WHAT IS ASKED | Go through the entries below and collect each line with the string "Management" in it.
··· INPUT RECORDS
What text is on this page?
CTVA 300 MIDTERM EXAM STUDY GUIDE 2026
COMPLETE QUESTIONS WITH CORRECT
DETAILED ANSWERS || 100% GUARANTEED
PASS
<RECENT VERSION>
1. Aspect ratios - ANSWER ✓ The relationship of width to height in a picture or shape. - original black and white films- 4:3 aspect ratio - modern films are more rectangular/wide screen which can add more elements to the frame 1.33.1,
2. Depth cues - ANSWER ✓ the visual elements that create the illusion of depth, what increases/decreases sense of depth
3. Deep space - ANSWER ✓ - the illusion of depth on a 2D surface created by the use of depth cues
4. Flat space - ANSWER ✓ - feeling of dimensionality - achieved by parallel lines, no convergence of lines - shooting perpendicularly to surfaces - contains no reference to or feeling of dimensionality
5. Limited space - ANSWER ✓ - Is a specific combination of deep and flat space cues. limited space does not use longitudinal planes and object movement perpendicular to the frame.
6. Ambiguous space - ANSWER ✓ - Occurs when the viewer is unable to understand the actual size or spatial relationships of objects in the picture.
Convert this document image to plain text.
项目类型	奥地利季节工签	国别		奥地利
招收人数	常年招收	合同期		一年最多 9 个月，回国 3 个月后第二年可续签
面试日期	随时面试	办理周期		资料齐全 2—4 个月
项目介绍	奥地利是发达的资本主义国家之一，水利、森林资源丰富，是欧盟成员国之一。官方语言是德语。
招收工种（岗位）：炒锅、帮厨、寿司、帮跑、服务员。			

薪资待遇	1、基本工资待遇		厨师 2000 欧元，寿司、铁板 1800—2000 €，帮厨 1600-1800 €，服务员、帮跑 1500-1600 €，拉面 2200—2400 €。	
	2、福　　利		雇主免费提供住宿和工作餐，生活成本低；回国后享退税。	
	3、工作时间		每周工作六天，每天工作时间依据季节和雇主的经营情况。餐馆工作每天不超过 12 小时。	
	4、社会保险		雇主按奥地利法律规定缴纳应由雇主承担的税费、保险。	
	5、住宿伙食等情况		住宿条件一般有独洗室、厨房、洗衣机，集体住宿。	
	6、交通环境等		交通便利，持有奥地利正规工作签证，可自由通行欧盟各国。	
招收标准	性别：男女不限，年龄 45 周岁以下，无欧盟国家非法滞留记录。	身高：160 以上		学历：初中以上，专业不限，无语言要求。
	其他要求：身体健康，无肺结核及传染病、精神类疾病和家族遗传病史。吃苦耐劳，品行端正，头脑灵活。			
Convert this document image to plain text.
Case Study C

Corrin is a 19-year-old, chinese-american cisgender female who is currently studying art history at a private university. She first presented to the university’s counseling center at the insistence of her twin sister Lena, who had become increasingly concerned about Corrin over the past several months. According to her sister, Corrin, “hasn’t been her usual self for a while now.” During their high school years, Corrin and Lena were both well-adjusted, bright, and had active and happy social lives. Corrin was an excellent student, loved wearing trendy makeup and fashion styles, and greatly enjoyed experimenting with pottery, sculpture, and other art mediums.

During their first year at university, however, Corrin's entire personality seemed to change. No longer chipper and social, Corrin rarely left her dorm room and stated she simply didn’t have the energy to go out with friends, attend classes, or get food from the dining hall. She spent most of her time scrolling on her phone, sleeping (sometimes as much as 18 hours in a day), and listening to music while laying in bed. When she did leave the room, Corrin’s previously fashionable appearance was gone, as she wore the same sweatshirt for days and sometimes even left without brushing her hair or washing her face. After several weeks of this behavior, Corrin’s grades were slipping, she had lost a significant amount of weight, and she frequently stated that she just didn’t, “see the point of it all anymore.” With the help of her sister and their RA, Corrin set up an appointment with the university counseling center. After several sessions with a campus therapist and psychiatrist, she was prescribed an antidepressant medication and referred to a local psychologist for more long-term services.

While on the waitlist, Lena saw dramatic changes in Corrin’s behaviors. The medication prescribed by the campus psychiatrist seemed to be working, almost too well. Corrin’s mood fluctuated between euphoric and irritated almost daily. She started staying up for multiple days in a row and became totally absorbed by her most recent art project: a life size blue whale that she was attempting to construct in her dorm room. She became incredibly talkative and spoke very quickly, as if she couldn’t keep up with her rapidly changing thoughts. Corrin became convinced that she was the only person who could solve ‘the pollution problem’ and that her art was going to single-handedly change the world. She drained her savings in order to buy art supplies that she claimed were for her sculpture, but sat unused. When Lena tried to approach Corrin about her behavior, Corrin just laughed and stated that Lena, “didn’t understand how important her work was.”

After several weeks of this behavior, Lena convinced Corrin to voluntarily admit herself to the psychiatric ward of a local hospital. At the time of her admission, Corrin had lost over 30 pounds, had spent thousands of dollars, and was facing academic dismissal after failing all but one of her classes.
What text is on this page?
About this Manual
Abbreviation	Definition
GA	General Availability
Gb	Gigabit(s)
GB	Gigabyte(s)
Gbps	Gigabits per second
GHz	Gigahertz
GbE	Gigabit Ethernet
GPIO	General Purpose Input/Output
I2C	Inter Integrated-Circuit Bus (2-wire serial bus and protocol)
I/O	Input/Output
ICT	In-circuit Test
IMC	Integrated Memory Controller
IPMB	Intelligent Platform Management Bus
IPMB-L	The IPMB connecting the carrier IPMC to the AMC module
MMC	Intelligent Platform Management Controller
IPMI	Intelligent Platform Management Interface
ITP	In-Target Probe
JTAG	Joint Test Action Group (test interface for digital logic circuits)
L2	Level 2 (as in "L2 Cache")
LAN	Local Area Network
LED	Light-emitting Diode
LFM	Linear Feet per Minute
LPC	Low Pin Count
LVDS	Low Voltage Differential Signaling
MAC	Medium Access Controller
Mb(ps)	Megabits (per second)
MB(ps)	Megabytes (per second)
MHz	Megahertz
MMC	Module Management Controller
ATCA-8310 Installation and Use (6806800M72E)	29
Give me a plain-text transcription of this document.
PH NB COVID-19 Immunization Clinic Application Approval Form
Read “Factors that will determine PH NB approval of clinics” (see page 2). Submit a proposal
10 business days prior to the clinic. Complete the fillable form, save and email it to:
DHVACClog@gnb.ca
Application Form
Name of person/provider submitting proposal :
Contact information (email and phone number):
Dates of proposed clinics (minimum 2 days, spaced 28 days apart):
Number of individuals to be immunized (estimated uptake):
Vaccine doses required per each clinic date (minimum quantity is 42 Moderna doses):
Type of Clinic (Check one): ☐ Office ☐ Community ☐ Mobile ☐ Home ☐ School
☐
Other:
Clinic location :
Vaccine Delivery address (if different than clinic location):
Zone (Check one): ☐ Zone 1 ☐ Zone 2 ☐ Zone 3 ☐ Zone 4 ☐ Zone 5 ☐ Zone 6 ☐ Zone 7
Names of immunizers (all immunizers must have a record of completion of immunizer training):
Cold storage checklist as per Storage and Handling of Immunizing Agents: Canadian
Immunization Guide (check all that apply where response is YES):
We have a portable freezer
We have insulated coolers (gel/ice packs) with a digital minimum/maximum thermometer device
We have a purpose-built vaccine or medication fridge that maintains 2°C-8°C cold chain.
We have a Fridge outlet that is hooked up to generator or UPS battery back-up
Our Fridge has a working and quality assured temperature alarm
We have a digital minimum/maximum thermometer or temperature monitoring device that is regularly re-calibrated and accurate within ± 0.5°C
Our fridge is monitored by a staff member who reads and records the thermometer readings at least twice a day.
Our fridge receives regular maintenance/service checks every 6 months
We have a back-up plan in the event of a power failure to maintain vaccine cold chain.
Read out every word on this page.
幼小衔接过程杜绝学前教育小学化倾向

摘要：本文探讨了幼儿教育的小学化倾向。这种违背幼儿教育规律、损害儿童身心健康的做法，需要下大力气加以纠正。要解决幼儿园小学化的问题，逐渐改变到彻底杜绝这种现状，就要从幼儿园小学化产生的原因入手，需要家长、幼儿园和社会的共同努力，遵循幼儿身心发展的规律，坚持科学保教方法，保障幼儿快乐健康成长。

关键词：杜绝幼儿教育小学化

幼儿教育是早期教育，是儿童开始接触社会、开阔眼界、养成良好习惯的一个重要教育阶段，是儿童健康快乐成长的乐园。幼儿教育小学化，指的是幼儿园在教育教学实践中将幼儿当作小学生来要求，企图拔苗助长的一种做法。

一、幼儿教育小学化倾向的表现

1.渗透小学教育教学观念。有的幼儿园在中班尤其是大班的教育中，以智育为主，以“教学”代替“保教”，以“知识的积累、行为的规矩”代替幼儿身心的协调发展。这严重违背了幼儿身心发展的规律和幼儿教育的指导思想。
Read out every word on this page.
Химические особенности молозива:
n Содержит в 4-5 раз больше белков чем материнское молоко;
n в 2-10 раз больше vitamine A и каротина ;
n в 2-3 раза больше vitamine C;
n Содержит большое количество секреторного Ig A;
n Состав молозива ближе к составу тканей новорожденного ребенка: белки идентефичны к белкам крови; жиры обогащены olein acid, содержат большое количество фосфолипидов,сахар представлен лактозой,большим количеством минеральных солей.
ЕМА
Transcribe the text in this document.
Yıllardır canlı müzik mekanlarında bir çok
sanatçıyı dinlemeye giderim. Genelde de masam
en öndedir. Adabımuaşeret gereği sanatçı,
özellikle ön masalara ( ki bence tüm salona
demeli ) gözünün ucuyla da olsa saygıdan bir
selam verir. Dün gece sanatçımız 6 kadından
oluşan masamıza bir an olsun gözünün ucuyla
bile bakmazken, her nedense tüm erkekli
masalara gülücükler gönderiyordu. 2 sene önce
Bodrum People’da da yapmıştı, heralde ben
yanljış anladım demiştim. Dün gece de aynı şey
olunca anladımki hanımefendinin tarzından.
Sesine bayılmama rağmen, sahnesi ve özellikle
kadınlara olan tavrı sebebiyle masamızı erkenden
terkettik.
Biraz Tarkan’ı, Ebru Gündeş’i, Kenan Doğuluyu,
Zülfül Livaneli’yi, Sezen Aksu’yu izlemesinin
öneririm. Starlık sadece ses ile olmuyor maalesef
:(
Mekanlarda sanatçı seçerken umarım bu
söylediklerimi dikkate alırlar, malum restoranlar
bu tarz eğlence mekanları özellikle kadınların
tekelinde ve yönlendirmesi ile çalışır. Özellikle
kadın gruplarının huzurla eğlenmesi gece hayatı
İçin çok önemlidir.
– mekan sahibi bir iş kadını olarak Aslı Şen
······
SOLUTION FOR THIS PROBLEM |
IPMB	Intelligent Platform Management Bus
MMC	Intelligent Platform Management Controller
IPMI	Intelligent Platform Management Interface
MMC	Module Management Controller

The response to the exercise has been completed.